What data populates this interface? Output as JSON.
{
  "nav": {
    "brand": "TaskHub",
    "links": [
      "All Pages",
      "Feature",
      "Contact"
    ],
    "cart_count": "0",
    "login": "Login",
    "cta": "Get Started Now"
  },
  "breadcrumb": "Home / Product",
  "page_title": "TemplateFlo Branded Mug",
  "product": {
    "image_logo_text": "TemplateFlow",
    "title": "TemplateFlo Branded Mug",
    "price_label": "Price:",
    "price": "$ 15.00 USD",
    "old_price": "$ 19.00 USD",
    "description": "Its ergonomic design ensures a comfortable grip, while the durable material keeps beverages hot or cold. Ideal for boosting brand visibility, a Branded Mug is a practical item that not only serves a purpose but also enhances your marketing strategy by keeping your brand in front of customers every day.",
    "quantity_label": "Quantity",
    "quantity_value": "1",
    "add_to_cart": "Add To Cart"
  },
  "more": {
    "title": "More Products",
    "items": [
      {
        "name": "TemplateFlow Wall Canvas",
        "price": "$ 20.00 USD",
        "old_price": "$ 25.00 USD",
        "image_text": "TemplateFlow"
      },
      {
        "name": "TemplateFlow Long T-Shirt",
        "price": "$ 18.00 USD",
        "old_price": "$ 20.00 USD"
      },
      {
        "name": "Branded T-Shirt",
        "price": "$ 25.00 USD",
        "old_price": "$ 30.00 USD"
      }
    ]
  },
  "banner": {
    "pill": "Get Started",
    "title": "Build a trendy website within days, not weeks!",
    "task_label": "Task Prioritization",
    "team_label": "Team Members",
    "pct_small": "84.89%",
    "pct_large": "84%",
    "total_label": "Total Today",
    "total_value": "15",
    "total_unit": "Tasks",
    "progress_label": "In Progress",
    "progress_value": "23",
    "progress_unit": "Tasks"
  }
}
+++
Work to do | Pull out each line holding the string "Tasks".

Written answer |
    "total_unit": "Tasks",
    "progress_unit": "Tasks"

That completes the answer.